> _What you are asked to do_: Reproduce word for word the part of the calendar thread that begins at the words "We haven't had" and stops after the words "this year Ben.".

> _Provided passage_:
[start]

# *** 2014 TT Calendar ***



## Neb (Jan 25, 2005)

So it's that time of year again. Figure I would see if there is any interest in making this calendar again. 

Rules:

1 - Your car only gets in if you pre-pay for a calendar - no exceptions, I have the ability to take you out the day of printing if you don't pay 
2 - I need the HIGHEST resolution possible of your car. Previous calendar owners can attest to crappy photos when they get blown up. 
3 - I haven't talked to the printer but I would imagine the cost would be around the same as last year (under $30 shipped IIRC but I will look it up and get something exact)
4 - Post a LINK to the photo you want to use.
5 - Add your name to the list if you want in!

ic:

Order List:

1. Neb - Ben


----------



## LF_gottron (Jan 24, 2013)

down! so how does this work, do you just pick 12 if theres more than 12


----------



## Neb (Jan 25, 2005)

Well, everyone who submits/pays get their photo in guaranteed. Last year we had just enough people where they would get their own month. I will probably do a first come first serve type of system where I would double up months based on who pays first.

The first year I just accepted photos from everyone but then only about 25% of the people who submitted actually bought the calendar so we changed it up last year to only have people who are buying the calendar can submit photos. 

We haven't had a situation where we don't have enough photos/month yet but if we do I'll deal with it when it comes.


----------



## warranty225cpe (Dec 3, 2008)

Im down for sure this year Ben.


----------



## Krissrock (Sep 10, 2005)

i completely missed this before...so i'm down as well...who/where do we send the pics/money?


----------



## Neb (Jan 25, 2005)

I will post up the details once I get it ready. You can post links to your photos in this thread. I will edit to start a list.

edit: List added, please add your name to it


----------



## Morio (Feb 16, 1999)

Neb said:


> So it's that time of year again. Figure I would see if there is any interest in making this calendar again.
> 
> Rules:
> 
> ...

[end]

> _Dataset excerpts_:
[start]

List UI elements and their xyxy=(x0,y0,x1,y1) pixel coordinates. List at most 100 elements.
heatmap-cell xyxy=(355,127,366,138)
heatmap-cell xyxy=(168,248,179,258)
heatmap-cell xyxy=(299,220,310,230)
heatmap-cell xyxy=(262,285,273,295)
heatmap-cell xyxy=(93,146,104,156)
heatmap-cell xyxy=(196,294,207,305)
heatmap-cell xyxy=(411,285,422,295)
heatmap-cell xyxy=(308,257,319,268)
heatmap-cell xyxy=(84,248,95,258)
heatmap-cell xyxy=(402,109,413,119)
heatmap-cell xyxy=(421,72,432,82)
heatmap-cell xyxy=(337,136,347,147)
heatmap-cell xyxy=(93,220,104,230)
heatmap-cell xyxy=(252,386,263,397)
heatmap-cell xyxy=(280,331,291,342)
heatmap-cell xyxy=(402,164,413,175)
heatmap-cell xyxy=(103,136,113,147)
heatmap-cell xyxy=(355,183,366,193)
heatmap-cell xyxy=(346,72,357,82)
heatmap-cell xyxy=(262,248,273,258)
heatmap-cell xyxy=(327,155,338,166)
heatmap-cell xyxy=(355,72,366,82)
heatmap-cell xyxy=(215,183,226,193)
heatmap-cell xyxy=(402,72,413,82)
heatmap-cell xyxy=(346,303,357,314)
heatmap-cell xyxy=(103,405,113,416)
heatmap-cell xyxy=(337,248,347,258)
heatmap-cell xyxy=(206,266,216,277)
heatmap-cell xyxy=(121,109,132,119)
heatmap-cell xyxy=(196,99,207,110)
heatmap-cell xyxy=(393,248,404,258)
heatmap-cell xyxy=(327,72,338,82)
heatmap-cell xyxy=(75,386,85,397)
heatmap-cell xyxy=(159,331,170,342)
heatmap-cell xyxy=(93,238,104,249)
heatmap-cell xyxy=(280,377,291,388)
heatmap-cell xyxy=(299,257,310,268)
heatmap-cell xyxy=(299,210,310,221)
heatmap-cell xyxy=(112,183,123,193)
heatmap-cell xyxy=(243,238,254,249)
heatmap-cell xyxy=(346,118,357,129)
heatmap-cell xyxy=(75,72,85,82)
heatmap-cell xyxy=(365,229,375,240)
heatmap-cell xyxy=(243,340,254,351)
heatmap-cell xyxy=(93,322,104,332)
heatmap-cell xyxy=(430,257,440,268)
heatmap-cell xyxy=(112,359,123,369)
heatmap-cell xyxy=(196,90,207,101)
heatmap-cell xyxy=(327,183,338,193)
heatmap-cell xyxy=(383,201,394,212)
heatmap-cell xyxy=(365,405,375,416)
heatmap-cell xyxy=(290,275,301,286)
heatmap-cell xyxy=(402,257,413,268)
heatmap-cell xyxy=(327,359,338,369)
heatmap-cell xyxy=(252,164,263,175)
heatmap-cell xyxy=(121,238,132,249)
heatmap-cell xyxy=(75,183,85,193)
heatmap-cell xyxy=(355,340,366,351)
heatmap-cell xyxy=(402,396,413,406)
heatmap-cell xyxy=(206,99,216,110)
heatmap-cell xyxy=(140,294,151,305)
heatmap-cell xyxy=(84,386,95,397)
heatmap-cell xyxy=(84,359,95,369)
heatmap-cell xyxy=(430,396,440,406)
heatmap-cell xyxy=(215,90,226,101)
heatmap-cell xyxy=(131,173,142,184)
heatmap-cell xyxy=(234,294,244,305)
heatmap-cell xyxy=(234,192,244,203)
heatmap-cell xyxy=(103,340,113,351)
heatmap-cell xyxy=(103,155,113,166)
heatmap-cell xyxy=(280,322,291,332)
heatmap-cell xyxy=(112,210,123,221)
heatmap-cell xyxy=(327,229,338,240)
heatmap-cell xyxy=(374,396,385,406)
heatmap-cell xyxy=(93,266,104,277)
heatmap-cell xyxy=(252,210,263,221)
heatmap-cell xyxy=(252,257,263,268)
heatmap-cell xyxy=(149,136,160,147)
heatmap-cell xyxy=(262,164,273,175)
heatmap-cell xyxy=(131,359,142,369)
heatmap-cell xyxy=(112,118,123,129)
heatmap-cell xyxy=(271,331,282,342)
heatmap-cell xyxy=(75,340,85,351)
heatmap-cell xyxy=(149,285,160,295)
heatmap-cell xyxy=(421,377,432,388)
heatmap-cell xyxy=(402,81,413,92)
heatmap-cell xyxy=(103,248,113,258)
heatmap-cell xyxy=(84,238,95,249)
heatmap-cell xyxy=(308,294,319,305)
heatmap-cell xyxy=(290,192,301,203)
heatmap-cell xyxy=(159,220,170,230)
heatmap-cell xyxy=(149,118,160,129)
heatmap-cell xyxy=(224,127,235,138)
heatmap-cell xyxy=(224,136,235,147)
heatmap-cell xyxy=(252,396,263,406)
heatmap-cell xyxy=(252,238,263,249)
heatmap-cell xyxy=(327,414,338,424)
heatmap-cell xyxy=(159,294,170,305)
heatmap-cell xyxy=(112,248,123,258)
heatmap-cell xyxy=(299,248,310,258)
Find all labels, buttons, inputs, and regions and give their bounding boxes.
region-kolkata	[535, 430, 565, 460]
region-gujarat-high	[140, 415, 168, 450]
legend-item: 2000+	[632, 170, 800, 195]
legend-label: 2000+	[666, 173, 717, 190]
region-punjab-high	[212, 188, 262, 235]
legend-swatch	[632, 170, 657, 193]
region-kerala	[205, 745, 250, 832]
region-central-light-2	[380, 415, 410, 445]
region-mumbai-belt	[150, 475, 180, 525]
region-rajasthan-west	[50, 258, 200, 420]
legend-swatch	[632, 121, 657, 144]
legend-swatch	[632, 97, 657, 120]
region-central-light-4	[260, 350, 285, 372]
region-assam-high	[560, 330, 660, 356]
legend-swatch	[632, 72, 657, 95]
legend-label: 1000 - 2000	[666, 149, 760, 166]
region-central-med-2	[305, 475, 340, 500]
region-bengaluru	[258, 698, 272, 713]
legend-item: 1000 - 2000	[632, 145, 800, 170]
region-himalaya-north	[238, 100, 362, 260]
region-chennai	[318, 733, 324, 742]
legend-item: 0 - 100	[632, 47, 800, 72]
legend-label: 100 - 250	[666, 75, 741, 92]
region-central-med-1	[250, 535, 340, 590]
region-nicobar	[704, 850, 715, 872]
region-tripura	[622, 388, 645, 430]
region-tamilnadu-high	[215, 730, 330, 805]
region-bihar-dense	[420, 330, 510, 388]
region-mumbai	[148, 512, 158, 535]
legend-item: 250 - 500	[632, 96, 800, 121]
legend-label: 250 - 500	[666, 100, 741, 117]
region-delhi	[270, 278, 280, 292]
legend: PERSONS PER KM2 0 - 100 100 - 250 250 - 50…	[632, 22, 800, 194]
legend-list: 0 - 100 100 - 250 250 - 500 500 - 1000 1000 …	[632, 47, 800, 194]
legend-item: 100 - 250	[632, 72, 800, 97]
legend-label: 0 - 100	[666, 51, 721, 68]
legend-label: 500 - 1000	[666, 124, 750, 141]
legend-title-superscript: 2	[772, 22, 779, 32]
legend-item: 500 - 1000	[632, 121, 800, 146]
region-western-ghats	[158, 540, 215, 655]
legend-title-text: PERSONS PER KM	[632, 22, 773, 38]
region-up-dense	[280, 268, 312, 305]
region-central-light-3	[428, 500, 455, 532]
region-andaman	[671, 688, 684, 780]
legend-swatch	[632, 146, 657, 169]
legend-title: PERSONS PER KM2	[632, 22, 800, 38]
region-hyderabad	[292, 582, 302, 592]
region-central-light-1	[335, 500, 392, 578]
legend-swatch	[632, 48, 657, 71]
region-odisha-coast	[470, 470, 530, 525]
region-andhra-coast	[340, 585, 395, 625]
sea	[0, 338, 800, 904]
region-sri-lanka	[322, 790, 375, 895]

[end]
[start]

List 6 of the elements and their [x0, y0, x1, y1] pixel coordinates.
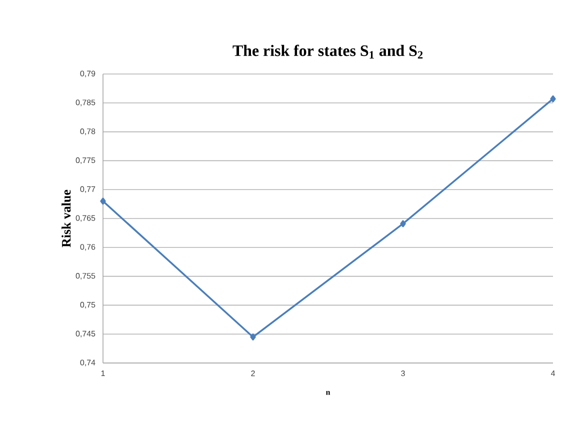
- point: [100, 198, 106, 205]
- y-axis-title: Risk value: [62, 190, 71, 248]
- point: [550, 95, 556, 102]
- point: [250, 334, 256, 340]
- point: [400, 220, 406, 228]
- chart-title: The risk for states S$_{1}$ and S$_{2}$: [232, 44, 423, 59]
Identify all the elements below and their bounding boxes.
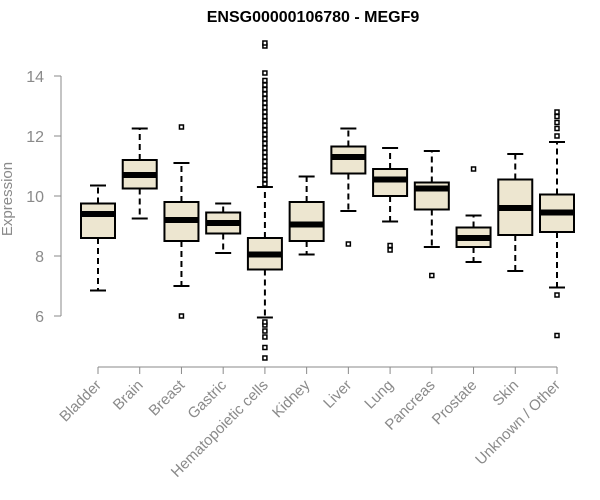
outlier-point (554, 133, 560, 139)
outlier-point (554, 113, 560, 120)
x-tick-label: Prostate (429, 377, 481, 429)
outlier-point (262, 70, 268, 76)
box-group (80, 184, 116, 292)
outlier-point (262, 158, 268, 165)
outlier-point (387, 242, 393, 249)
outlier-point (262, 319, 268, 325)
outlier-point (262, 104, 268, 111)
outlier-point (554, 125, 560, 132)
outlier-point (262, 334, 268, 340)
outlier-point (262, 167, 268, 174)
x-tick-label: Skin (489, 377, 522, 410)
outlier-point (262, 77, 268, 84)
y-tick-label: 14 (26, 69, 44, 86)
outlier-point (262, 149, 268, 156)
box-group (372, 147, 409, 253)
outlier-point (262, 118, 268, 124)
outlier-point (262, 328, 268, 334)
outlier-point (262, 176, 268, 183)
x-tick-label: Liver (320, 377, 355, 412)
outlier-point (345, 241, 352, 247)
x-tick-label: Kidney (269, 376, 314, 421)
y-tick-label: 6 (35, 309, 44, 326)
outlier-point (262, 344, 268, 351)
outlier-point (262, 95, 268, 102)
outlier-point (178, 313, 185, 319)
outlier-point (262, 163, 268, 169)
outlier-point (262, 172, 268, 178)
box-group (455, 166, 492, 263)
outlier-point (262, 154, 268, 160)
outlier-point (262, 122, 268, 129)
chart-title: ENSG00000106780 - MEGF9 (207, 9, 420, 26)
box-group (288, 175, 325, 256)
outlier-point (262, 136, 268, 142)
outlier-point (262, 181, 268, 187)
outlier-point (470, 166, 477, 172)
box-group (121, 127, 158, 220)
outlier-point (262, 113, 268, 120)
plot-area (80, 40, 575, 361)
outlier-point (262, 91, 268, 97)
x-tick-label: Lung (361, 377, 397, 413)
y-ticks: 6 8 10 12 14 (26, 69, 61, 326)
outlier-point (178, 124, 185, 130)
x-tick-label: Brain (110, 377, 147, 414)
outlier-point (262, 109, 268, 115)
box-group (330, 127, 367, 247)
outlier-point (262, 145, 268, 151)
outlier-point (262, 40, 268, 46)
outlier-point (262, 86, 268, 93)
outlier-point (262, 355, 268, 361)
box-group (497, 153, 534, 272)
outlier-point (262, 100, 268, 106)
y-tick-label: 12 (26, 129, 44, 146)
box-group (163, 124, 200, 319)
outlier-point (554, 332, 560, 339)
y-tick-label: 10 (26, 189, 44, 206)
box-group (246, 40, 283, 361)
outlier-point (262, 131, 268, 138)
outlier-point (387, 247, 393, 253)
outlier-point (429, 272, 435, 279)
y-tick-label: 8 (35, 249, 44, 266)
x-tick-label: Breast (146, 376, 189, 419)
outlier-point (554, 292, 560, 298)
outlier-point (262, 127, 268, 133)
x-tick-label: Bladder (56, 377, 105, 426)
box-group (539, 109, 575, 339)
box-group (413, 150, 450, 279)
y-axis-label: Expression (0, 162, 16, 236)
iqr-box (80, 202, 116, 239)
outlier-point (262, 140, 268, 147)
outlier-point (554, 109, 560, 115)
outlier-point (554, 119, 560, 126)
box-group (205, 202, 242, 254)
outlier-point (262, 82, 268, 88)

[end]
[start]

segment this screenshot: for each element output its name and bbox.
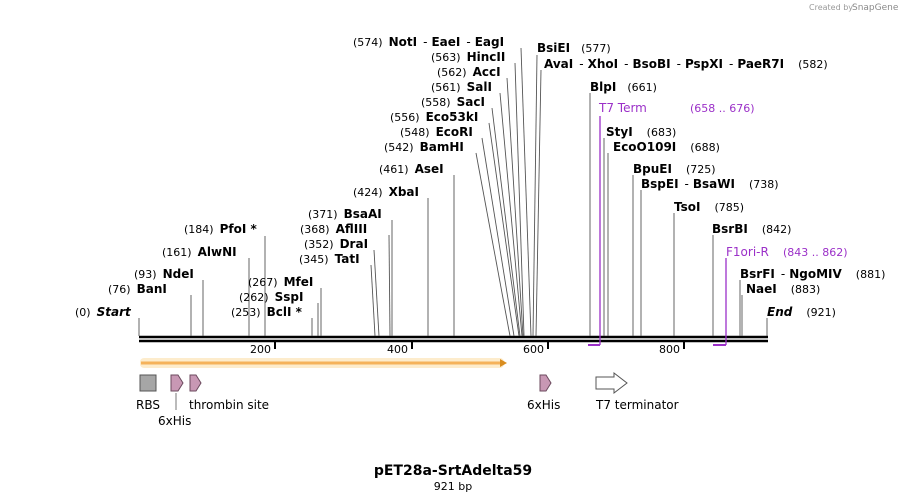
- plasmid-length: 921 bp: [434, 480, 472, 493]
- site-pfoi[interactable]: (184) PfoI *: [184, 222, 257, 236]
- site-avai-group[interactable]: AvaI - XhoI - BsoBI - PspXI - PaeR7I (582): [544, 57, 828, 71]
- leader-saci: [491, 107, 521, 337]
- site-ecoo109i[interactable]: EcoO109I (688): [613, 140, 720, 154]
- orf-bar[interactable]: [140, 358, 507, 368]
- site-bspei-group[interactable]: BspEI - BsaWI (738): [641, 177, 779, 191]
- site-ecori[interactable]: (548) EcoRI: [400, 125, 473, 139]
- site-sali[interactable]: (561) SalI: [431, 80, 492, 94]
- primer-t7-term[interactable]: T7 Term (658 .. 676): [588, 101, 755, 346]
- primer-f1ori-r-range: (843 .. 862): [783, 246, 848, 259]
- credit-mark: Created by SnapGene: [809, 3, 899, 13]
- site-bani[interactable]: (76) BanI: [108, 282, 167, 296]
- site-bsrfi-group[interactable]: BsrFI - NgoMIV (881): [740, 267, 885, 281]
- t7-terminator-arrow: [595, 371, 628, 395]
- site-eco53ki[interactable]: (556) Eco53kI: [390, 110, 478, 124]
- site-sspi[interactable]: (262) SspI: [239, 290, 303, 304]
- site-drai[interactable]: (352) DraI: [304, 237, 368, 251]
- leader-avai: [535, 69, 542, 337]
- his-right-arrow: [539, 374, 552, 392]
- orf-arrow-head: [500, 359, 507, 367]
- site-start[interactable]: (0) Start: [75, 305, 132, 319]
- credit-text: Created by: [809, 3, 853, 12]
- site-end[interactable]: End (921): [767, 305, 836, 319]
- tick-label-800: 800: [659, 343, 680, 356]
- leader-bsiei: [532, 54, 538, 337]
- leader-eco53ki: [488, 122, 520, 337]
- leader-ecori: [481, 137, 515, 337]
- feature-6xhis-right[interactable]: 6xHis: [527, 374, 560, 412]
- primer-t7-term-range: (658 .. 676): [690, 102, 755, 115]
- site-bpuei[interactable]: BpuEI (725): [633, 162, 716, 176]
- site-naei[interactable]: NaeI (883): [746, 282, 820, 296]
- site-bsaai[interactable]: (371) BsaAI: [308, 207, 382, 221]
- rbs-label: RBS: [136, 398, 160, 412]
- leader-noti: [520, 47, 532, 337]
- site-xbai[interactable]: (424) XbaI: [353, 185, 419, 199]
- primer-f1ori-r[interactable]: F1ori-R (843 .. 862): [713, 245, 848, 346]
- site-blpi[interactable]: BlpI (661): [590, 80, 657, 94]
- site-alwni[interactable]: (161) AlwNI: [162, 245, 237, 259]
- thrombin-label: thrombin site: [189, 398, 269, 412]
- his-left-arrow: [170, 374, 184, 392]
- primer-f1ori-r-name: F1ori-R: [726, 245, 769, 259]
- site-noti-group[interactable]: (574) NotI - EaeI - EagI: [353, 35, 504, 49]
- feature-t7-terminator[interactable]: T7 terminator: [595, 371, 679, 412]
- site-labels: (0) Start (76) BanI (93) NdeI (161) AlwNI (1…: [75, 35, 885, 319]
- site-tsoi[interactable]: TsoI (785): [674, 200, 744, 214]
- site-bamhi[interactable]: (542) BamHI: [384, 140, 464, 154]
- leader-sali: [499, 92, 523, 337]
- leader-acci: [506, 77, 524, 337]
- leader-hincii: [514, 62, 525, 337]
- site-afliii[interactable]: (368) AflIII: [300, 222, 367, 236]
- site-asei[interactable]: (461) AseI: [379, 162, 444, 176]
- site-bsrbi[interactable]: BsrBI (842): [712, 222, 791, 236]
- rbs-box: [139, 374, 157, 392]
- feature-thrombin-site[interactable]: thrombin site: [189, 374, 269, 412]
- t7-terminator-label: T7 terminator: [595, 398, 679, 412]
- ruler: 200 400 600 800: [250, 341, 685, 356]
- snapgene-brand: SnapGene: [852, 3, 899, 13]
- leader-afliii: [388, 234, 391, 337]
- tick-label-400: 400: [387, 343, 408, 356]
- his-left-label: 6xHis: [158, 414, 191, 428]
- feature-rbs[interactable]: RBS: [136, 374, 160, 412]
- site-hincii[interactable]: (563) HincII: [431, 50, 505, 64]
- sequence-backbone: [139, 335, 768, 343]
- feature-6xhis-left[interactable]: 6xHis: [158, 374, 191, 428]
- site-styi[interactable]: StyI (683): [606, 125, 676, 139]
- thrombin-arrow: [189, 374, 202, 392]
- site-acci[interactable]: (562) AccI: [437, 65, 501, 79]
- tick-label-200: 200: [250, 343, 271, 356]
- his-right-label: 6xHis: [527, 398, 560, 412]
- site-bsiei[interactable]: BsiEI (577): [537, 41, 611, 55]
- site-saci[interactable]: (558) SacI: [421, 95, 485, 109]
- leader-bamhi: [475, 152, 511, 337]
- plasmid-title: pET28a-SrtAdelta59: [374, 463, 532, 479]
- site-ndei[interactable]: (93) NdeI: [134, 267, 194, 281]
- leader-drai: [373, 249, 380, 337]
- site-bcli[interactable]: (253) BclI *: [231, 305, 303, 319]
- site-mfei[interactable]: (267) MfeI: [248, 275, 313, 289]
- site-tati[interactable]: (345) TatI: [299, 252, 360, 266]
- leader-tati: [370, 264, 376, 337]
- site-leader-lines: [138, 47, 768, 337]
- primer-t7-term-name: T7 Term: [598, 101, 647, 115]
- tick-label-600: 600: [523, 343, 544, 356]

[end]

> _Expected answer_:
We haven't had a situation where we don't have enough photos/month yet but if we do I'll deal with it when it comes.


----------



## warranty225cpe (Dec 3, 2008)

Im down for sure this year Ben.